Short exercise
Return each line holding the string "meet".

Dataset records
....

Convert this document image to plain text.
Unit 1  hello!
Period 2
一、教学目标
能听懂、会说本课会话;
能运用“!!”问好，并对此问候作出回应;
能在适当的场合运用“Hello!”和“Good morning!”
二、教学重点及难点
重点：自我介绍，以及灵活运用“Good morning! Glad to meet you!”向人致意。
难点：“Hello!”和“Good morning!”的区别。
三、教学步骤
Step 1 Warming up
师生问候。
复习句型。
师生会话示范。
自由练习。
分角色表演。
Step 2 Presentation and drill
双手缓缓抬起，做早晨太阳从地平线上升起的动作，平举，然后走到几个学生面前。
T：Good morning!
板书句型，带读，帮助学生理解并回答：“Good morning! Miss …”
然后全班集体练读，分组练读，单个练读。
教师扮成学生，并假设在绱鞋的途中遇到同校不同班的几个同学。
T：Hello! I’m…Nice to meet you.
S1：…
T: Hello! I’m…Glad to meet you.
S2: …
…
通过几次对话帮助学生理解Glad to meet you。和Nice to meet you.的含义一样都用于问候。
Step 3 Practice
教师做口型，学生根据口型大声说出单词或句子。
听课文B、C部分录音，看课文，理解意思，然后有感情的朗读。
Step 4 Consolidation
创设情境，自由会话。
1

....

Correct response
重点：自我介绍，以及灵活运用“Good morning! Glad to meet you!”向人致意。
T：Hello! I’m…Nice to meet you.
T: Hello! I’m…Glad to meet you.
通过几次对话帮助学生理解Glad to meet you。和Nice to meet you.的含义一样都用于问候。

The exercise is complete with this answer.